- [TASK TO CARRY OUT]:
Omit the pictures from the entries below and retype everything else exactly.

- [RECORD EXCERPTS]:
☆ ☆ ☆ ☆

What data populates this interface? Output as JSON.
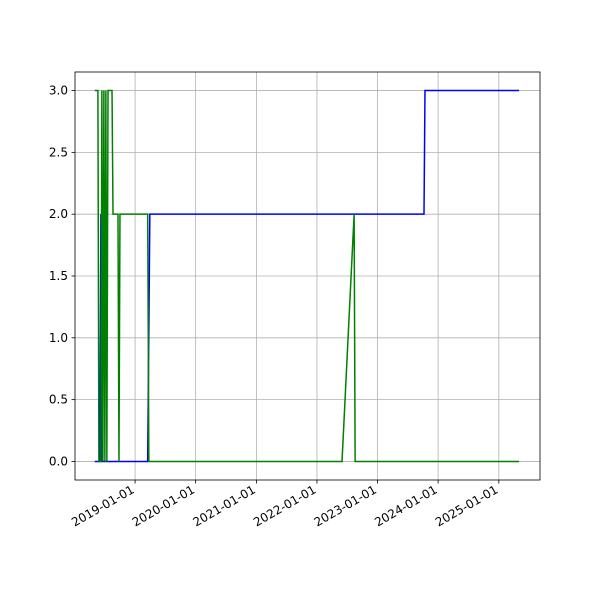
{
  "chart_data": {
    "type": "line",
    "xlim": [
      "2018-01-04",
      "2025-09-06"
    ],
    "xticks": [
      "2019-01-01",
      "2020-01-01",
      "2021-01-01",
      "2022-01-01",
      "2023-01-01",
      "2024-01-01",
      "2025-01-01"
    ],
    "ylim": [
      -0.15,
      3.15
    ],
    "yticks": [
      {
        "value": 0,
        "label": "0.0"
      },
      {
        "value": 0.5,
        "label": "0.5"
      },
      {
        "value": 1,
        "label": "1.0"
      },
      {
        "value": 1.5,
        "label": "1.5"
      },
      {
        "value": 2,
        "label": "2.0"
      },
      {
        "value": 2.5,
        "label": "2.5"
      },
      {
        "value": 3,
        "label": "3.0"
      }
    ],
    "grid": true,
    "series": [
      {
        "color": "#0000ff",
        "x": [
          "2018-05-03",
          "2018-06-03",
          "2018-06-09",
          "2018-06-15",
          "2019-03-18",
          "2019-03-31",
          "2023-10-08",
          "2023-10-14",
          "2025-05-03"
        ],
        "values": [
          0,
          0,
          2,
          0,
          0,
          2,
          2,
          3,
          3
        ]
      },
      {
        "color": "#008000",
        "x": [
          "2018-05-03",
          "2018-05-22",
          "2018-05-28",
          "2018-06-09",
          "2018-06-15",
          "2018-06-21",
          "2018-06-27",
          "2018-07-03",
          "2018-07-09",
          "2018-07-15",
          "2018-07-22",
          "2018-08-15",
          "2018-08-21",
          "2018-09-20",
          "2018-09-26",
          "2018-10-02",
          "2019-03-18",
          "2019-03-25",
          "2022-06-01",
          "2022-08-13",
          "2022-08-19",
          "2025-05-03"
        ],
        "values": [
          3,
          3,
          0,
          0,
          3,
          0,
          3,
          0,
          3,
          0,
          3,
          3,
          2,
          2,
          0,
          2,
          2,
          0,
          0,
          2,
          0,
          0
        ]
      }
    ]
  }
}
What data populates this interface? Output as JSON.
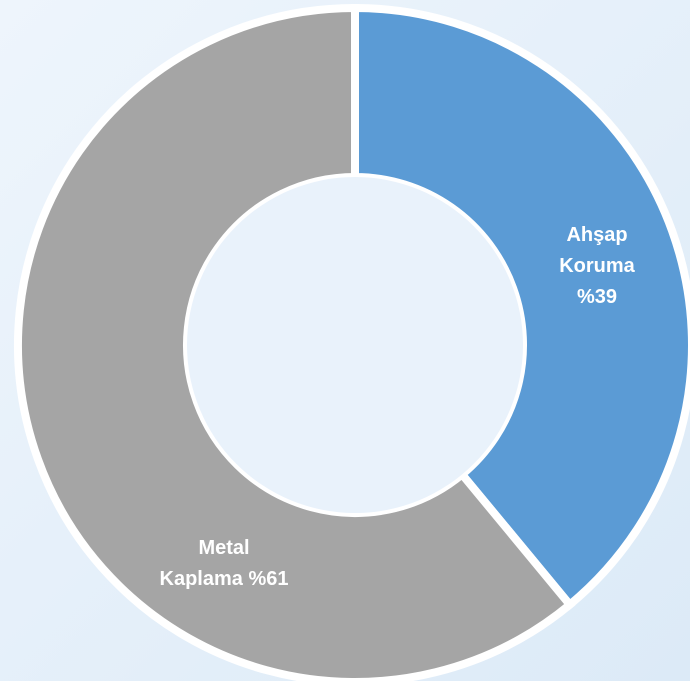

☆ ☆ ☆ ☆

- [WRITTEN REPLY]:
What data populates this interface? Output as JSON.
{
  "chart_data": {
    "type": "line",
    "xlim": [
      "2018-01-04",
      "2025-09-06"
    ],
    "xticks": [
      "2019-01-01",
      "2020-01-01",
      "2021-01-01",
      "2022-01-01",
      "2023-01-01",
      "2024-01-01",
      "2025-01-01"
    ],
    "ylim": [
      -0.15,
      3.15
    ],
    "yticks": [
      {
        "value": 0,
        "label": "0.0"
      },
      {
        "value": 0.5,
        "label": "0.5"
      },
      {
        "value": 1,
        "label": "1.0"
      },
      {
        "value": 1.5,
        "label": "1.5"
      },
      {
        "value": 2,
        "label": "2.0"
      },
      {
        "value": 2.5,
        "label": "2.5"
      },
      {
        "value": 3,
        "label": "3.0"
      }
    ],
    "grid": true,
    "series": [
      {
        "color": "#0000ff",
        "x": [
          "2018-05-03",
          "2018-06-03",
          "2018-06-09",
          "2018-06-15",
          "2019-03-18",
          "2019-03-31",
          "2023-10-08",
          "2023-10-14",
          "2025-05-03"
        ],
        "values": [
          0,
          0,
          2,
          0,
          0,
          2,
          2,
          3,
          3
        ]
      },
      {
        "color": "#008000",
        "x": [
          "2018-05-03",
          "2018-05-22",
          "2018-05-28",
          "2018-06-09",
          "2018-06-15",
          "2018-06-21",
          "2018-06-27",
          "2018-07-03",
          "2018-07-09",
          "2018-07-15",
          "2018-07-22",
          "2018-08-15",
          "2018-08-21",
          "2018-09-20",
          "2018-09-26",
          "2018-10-02",
          "2019-03-18",
          "2019-03-25",
          "2022-06-01",
          "2022-08-13",
          "2022-08-19",
          "2025-05-03"
        ],
        "values": [
          3,
          3,
          0,
          0,
          3,
          0,
          3,
          0,
          3,
          0,
          3,
          3,
          2,
          2,
          0,
          2,
          2,
          0,
          0,
          2,
          0,
          0
        ]
      }
    ]
  }
}
What data populates this interface? Output as JSON.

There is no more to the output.